▶ **To do**: Transcribe the entries below exactly.

[START Exercise inputs]

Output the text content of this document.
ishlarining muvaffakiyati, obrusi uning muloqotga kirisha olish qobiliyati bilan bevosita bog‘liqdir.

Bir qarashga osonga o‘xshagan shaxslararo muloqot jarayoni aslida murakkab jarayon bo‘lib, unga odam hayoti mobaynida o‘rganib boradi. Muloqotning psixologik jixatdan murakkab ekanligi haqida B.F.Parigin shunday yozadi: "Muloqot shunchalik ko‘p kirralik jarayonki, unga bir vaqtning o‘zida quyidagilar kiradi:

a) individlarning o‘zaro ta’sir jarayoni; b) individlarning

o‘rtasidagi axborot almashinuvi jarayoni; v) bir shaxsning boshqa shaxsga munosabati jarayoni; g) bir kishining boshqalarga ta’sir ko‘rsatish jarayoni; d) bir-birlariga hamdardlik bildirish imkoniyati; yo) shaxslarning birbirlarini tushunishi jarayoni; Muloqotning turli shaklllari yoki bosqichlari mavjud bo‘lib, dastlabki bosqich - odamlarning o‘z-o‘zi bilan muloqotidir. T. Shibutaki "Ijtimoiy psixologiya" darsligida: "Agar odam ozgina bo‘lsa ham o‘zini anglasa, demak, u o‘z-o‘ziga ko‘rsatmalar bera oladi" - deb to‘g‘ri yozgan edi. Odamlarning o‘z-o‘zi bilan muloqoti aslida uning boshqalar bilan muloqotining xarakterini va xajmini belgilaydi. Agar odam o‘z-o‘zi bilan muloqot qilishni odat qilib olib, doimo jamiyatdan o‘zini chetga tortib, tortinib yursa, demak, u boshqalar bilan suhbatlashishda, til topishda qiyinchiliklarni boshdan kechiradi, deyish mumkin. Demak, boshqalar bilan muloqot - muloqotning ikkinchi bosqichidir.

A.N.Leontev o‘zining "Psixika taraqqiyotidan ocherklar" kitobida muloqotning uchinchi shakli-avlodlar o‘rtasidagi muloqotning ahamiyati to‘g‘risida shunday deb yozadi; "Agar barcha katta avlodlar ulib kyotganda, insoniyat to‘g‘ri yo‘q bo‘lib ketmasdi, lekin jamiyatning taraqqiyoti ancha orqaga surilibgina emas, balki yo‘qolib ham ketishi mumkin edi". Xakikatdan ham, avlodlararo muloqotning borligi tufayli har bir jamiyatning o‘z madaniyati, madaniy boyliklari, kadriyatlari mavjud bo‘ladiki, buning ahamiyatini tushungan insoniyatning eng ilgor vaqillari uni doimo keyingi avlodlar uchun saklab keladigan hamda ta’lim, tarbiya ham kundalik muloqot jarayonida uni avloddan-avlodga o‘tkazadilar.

[END Exercise inputs]

▶ **Solution for this problem**:
Output the text content of this document.
ishlarining muvaffakiyati, obrusi uning muloqotga kirisha olish qobiliyati bilan bevosita bog‘liqdir.

Bir qarashga osonga o‘xshagan shaxslararo muloqot jarayoni aslida murakkab jarayon bo‘lib, unga odam hayoti mobaynida o‘rganib boradi. Muloqotning psixologik jixatdan murakkab ekanligi haqida B.F.Parigin shunday yozadi: "Muloqot shunchalik ko‘p kirralik jarayonki, unga bir vaqtning o‘zida quyidagilar kiradi:

a) individlarning o‘zaro ta’sir jarayoni; b) individlarning

o‘rtasidagi axborot almashinuvi jarayoni; v) bir shaxsning boshqa shaxsga munosabati jarayoni; g) bir kishining boshqalarga ta’sir ko‘rsatish jarayoni; d) bir-birlariga hamdardlik bildirish imkoniyati; yo) shaxslarning birbirlarini tushunishi jarayoni; Muloqotning turli shaklllari yoki bosqichlari mavjud bo‘lib, dastlabki bosqich - odamlarning o‘z-o‘zi bilan muloqotidir. T. Shibutaki "Ijtimoiy psixologiya" darsligida: "Agar odam ozgina bo‘lsa ham o‘zini anglasa, demak, u o‘z-o‘ziga ko‘rsatmalar bera oladi" - deb to‘g‘ri yozgan edi. Odamlarning o‘z-o‘zi bilan muloqoti aslida uning boshqalar bilan muloqotining xarakterini va xajmini belgilaydi. Agar odam o‘z-o‘zi bilan muloqot qilishni odat qilib olib, doimo jamiyatdan o‘zini chetga tortib, tortinib yursa, demak, u boshqalar bilan suhbatlashishda, til topishda qiyinchiliklarni boshdan kechiradi, deyish mumkin. Demak, boshqalar bilan muloqot - muloqotning ikkinchi bosqichidir.

A.N.Leontev o‘zining "Psixika taraqqiyotidan ocherklar" kitobida muloqotning uchinchi shakli-avlodlar o‘rtasidagi muloqotning ahamiyati to‘g‘risida shunday deb yozadi; "Agar barcha katta avlodlar ulib kyotganda, insoniyat to‘g‘ri yo‘q bo‘lib ketmasdi, lekin jamiyatning taraqqiyoti ancha orqaga surilibgina emas, balki yo‘qolib ham ketishi mumkin edi". Xakikatdan ham, avlodlararo muloqotning borligi tufayli har bir jamiyatning o‘z madaniyati, madaniy boyliklari, kadriyatlari mavjud bo‘ladiki, buning ahamiyatini tushungan insoniyatning eng ilgor vaqillari uni doimo keyingi avlodlar uchun saklab keladigan hamda ta’lim, tarbiya ham kundalik muloqot jarayonida uni avloddan-avlodga o‘tkazadilar.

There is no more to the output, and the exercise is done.